[Input material start]

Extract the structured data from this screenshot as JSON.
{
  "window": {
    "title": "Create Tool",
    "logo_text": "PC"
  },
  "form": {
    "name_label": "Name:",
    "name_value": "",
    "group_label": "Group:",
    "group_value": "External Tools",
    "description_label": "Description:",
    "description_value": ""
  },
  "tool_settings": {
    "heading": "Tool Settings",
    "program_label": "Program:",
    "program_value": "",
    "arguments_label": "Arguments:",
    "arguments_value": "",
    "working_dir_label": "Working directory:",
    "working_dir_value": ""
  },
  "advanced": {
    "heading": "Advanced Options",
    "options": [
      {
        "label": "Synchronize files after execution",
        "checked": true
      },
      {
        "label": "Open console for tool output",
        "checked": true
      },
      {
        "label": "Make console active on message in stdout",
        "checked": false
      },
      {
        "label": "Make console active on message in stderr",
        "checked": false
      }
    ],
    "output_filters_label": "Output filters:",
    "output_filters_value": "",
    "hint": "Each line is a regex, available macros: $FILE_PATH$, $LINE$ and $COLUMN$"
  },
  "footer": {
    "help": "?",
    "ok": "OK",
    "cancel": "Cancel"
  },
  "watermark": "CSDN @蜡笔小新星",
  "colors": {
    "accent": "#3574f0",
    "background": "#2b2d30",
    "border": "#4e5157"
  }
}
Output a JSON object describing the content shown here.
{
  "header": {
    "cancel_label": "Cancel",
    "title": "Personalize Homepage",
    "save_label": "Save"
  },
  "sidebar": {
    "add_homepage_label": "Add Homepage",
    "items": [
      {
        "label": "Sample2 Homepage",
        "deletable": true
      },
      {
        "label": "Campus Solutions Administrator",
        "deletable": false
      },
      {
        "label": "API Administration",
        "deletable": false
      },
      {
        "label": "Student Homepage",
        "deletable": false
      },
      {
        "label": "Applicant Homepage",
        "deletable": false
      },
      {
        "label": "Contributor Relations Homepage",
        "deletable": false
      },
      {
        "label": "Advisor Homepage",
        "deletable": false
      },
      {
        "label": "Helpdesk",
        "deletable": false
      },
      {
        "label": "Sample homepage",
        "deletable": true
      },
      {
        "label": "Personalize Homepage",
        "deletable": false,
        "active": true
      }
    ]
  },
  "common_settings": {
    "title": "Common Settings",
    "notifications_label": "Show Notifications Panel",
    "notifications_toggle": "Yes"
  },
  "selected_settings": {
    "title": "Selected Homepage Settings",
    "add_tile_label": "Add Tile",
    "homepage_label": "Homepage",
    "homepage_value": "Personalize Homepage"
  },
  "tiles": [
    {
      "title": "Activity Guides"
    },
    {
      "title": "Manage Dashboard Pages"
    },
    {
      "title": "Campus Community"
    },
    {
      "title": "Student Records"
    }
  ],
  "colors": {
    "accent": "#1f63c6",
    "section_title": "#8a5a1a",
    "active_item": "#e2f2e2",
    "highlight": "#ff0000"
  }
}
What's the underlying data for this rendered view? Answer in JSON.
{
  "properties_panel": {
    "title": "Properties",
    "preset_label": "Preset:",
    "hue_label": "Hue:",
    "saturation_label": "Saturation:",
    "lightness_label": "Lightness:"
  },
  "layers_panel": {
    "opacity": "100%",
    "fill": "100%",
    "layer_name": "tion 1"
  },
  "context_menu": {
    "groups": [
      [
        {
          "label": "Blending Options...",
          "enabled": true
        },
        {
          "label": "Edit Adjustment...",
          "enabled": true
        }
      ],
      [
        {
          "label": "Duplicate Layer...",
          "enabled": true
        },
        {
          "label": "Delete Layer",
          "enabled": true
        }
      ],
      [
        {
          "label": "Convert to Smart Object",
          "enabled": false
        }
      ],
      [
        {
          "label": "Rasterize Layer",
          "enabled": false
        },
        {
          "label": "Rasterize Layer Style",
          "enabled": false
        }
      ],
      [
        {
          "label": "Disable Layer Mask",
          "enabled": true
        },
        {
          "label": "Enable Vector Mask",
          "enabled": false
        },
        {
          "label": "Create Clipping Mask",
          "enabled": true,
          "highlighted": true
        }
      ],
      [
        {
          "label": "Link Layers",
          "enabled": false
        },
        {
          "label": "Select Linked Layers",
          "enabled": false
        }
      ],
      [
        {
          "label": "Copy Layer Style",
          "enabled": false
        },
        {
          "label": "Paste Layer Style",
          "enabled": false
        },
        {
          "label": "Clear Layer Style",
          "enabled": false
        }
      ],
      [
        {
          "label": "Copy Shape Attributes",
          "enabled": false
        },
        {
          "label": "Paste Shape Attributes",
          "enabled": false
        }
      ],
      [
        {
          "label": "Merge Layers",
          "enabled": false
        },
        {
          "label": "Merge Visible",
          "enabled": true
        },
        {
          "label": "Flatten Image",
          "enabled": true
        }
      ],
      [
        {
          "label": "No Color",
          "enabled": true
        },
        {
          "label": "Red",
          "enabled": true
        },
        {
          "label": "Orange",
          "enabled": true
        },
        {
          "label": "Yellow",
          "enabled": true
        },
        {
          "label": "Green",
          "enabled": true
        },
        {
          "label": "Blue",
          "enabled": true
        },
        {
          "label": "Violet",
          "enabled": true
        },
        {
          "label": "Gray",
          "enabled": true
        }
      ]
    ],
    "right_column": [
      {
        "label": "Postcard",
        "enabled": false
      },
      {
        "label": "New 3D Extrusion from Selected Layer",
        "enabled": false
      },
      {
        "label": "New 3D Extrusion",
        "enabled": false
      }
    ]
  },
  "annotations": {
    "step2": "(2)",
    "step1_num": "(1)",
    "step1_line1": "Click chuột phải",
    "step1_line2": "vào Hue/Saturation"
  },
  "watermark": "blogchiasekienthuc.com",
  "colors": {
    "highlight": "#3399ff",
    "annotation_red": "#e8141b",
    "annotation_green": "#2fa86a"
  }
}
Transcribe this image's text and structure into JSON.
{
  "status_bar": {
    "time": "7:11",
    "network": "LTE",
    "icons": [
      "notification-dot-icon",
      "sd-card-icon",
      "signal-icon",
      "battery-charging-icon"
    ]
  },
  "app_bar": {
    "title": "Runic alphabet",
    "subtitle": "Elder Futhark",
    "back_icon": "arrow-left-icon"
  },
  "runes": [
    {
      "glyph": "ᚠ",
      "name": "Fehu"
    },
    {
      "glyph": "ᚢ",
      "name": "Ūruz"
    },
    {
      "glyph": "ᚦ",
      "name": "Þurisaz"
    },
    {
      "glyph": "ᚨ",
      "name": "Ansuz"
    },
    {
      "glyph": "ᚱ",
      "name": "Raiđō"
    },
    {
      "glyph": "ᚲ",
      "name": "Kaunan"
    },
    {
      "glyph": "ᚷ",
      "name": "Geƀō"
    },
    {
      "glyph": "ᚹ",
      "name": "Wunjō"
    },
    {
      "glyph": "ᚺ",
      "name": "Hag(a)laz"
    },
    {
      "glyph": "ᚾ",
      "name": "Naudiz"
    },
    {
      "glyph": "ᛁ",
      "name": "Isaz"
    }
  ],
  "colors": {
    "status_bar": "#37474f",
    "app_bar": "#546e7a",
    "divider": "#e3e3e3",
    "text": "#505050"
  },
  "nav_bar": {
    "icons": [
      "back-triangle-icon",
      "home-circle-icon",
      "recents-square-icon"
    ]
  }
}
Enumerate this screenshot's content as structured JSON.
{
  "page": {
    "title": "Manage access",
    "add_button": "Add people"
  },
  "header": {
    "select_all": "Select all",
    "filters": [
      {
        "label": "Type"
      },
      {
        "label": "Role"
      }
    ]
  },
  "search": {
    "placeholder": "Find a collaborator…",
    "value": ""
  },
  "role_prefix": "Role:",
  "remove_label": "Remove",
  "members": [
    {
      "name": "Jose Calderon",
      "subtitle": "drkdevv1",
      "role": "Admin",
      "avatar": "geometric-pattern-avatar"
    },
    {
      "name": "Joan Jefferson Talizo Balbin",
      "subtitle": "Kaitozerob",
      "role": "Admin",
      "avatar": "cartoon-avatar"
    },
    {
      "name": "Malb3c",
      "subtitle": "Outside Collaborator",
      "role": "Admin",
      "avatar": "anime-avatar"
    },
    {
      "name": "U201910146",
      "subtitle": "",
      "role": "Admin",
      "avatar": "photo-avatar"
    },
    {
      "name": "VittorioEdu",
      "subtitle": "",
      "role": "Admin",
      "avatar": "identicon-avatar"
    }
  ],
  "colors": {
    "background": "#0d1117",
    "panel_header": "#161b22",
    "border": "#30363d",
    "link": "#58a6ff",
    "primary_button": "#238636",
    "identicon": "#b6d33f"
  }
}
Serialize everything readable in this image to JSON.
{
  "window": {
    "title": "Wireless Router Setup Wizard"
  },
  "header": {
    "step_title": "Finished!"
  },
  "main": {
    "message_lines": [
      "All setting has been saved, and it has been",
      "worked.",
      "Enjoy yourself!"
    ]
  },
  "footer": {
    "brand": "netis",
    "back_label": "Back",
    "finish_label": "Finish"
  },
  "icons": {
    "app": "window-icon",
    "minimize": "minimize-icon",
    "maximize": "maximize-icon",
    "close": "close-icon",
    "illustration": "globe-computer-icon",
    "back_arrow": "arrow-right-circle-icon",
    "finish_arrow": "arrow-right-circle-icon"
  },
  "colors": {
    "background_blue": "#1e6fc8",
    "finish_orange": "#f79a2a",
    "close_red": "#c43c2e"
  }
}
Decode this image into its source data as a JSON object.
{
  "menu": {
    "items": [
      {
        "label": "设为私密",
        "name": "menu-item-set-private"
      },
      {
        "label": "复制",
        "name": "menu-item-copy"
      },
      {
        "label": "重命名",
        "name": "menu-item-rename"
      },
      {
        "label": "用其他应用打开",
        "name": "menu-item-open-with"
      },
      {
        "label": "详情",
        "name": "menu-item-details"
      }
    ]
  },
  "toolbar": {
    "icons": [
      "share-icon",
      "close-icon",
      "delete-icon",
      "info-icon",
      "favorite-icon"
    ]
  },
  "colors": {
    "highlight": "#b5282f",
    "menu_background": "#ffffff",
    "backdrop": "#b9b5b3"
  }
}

[Input material end]

◆ Exercise requirements ◆
Go through the material and select each line with the string "Rasterize" in it.

◆ The solution ◆
          "label": "Rasterize Layer",
          "label": "Rasterize Layer Style",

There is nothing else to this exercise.